> Stated exercise
Pick out every line in the data below that holds "JSON".

> Material supplied
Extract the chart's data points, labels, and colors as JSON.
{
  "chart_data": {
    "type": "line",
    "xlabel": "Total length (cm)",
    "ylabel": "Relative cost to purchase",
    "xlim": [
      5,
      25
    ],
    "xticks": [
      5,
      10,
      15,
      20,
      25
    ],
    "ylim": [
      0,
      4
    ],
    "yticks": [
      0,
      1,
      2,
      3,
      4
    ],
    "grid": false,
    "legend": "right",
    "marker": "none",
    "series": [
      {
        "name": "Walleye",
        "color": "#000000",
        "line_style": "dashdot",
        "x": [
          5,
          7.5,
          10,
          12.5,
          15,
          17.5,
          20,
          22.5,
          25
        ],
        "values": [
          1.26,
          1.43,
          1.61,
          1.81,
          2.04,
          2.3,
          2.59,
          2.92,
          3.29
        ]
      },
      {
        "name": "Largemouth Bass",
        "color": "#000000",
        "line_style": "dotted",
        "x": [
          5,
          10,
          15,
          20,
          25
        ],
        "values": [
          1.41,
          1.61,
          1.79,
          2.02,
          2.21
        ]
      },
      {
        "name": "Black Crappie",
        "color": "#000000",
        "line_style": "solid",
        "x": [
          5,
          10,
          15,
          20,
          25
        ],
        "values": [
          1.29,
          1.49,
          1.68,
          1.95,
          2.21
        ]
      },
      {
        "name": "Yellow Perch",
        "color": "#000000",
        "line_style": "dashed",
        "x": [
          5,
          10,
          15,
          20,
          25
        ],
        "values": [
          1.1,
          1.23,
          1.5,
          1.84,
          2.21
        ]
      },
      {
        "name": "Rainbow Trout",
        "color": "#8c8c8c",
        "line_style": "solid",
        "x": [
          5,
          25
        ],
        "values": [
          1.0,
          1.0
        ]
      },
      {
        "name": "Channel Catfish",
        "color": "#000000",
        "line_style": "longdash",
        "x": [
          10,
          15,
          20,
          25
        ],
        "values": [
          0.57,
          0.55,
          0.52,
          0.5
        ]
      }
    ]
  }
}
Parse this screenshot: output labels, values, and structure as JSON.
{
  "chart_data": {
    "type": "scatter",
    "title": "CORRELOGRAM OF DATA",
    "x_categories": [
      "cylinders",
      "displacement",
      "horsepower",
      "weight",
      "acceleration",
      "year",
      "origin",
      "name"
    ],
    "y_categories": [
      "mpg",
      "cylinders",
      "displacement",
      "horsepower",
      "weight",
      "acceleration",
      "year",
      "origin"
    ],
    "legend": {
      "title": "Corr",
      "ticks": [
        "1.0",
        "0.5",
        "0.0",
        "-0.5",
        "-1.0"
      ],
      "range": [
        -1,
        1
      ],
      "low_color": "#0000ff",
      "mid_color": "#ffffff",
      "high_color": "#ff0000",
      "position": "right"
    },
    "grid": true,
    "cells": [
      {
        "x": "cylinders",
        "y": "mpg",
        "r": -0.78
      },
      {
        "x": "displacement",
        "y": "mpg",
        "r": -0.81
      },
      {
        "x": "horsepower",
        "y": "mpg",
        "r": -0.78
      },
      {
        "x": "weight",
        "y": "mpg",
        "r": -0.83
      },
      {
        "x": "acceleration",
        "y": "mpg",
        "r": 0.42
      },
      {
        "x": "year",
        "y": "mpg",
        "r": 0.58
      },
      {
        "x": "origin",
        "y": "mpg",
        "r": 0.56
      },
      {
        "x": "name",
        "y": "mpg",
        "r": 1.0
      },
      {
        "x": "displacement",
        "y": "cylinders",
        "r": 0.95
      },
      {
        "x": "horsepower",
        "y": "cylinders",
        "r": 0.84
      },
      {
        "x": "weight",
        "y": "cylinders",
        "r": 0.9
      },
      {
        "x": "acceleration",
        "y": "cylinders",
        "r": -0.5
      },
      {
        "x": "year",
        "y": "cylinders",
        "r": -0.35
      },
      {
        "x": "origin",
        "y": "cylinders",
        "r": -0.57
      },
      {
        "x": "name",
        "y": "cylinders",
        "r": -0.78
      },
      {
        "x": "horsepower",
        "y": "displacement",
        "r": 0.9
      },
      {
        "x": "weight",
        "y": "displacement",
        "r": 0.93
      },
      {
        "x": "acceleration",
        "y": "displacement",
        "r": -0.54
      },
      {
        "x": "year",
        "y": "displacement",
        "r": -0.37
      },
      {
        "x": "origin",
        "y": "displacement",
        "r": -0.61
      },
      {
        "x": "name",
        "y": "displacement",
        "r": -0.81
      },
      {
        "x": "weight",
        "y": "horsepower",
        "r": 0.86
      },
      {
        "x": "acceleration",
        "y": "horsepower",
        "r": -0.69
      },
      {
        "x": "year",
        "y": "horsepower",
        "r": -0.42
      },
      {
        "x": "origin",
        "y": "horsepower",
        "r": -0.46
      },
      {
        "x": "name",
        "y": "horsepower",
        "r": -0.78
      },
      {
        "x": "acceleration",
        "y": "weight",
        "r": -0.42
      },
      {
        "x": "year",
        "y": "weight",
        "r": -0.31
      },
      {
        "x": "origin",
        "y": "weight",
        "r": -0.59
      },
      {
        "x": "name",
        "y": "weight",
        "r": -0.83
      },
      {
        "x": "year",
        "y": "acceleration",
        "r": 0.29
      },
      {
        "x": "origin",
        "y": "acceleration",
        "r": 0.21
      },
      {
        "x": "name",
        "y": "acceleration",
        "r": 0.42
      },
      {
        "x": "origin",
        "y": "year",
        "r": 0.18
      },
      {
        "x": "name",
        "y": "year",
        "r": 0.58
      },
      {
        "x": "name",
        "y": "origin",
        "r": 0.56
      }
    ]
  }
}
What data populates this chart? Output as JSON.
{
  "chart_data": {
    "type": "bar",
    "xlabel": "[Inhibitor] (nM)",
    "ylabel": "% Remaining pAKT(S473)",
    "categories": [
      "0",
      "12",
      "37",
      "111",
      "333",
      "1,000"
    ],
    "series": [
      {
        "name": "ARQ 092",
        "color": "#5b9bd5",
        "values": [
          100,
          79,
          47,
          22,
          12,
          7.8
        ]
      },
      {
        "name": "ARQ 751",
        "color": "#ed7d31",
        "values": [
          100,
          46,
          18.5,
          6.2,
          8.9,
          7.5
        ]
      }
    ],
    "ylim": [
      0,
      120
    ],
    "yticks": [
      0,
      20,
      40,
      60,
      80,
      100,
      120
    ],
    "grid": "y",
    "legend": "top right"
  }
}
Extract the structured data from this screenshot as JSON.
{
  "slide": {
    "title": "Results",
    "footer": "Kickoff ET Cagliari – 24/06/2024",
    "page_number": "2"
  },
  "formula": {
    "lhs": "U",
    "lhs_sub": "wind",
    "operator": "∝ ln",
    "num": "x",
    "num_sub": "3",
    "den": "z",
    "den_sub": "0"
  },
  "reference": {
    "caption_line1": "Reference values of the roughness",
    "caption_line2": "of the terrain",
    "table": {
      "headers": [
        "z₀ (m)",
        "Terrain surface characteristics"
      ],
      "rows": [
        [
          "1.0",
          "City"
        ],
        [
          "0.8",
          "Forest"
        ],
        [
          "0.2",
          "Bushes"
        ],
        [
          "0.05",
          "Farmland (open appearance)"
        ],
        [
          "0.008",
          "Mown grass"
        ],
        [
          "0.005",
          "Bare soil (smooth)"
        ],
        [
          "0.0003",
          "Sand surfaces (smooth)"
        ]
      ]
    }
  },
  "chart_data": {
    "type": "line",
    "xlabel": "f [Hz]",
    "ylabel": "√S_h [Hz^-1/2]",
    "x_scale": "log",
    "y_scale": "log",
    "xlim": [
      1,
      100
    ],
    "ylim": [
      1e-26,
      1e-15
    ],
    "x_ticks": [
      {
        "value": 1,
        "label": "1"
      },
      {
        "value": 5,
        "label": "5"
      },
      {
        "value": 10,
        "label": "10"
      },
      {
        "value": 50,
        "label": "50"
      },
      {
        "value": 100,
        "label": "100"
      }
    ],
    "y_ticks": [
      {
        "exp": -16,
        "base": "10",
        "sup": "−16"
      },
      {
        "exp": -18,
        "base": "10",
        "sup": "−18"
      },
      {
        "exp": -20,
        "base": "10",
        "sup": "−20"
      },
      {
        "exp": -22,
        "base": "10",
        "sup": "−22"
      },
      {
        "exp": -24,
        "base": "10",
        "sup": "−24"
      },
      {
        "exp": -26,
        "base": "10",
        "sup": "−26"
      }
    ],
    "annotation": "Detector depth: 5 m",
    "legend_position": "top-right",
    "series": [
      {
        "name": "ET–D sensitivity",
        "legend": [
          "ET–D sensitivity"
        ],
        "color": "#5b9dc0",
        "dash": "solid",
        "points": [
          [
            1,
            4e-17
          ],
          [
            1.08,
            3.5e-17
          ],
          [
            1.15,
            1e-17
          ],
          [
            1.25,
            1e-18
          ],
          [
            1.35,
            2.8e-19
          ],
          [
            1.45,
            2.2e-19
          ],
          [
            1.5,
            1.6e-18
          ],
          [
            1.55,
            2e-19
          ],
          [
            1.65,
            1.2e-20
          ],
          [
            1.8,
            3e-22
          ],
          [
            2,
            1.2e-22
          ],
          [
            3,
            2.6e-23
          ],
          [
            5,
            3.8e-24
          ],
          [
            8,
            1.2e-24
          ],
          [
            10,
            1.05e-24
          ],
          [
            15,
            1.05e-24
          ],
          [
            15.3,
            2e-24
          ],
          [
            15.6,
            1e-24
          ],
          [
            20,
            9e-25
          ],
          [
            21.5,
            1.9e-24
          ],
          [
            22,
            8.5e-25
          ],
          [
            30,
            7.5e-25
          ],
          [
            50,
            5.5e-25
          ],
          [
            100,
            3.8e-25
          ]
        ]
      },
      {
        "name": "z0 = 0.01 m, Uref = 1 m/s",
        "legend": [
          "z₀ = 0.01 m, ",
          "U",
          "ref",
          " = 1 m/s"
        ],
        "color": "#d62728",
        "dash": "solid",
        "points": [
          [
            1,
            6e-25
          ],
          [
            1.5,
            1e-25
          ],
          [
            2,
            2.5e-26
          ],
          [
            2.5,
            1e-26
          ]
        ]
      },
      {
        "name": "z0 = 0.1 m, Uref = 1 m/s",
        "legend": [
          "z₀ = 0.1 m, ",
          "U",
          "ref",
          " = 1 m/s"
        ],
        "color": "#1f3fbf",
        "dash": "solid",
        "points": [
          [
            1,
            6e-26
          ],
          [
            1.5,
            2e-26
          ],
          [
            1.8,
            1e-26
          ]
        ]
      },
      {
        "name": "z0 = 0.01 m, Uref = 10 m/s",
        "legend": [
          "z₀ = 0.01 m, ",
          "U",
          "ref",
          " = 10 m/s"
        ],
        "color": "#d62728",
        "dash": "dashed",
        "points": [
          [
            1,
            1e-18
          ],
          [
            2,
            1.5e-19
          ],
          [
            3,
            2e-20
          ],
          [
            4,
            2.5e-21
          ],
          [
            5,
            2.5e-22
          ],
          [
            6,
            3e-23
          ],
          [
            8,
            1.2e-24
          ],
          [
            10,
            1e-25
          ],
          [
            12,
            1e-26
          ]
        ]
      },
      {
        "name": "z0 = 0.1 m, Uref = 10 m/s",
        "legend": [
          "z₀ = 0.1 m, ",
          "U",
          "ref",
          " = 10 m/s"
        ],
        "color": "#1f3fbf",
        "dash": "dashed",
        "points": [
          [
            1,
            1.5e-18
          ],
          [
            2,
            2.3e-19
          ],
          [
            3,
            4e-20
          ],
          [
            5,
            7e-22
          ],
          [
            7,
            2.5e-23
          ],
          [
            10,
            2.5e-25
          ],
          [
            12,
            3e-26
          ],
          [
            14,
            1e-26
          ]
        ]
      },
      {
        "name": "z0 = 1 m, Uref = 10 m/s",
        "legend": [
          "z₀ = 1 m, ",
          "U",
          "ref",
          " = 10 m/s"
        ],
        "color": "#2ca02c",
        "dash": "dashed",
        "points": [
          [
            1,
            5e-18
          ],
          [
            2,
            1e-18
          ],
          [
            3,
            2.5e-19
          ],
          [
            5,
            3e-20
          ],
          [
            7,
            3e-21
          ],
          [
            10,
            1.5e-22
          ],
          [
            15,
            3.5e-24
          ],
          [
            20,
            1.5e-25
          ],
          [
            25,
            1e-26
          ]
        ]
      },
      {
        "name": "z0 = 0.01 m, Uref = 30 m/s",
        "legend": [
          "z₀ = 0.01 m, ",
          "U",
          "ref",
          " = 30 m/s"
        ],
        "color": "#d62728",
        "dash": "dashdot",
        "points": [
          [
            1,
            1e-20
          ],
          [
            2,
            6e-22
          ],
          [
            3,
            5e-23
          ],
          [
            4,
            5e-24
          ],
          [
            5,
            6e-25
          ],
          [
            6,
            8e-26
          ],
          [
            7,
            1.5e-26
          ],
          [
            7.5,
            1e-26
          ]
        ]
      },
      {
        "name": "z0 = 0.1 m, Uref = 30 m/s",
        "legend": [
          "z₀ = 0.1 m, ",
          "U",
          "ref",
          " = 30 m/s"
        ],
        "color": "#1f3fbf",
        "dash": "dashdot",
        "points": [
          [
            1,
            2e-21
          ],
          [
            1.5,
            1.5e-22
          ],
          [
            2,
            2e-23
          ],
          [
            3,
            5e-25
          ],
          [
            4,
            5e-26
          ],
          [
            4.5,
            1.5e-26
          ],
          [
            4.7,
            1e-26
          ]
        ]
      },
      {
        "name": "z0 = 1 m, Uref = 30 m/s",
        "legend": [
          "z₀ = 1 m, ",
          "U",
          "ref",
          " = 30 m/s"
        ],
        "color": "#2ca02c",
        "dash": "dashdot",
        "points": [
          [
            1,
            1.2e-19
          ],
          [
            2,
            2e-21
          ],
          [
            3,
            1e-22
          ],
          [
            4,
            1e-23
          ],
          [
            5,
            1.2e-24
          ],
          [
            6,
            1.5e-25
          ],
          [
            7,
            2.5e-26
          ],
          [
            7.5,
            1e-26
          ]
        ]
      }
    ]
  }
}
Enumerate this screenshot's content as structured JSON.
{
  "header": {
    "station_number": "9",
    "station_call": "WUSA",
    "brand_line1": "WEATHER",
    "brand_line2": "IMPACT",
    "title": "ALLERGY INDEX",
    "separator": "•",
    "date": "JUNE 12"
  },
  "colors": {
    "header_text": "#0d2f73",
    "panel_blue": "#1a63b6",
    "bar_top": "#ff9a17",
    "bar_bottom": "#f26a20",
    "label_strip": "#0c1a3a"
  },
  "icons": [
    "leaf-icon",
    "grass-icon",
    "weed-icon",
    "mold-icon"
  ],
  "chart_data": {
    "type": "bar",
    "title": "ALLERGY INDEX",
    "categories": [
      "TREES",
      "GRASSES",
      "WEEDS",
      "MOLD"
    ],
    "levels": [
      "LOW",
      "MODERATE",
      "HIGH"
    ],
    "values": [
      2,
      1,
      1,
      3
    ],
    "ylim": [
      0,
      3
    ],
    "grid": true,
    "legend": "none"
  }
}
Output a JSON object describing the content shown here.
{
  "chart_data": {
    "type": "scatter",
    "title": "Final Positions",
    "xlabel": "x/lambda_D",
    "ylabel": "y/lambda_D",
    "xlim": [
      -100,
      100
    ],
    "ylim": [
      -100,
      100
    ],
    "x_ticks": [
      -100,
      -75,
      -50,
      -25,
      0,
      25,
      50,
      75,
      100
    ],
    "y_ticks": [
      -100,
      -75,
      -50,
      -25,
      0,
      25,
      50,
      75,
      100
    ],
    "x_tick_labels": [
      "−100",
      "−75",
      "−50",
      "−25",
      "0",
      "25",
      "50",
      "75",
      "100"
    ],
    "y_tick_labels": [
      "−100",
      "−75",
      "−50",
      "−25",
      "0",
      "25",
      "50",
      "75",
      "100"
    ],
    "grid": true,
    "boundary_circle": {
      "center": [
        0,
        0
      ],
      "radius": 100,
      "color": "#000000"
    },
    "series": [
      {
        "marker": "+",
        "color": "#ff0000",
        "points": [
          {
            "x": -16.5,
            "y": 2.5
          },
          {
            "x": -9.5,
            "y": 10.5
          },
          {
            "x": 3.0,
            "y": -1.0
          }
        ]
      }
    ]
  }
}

> Final answer
Extract the chart's data points, labels, and colors as JSON.
Parse this screenshot: output labels, values, and structure as JSON.
What data populates this chart? Output as JSON.
Extract the structured data from this screenshot as JSON.
Enumerate this screenshot's content as structured JSON.
Output a JSON object describing the content shown here.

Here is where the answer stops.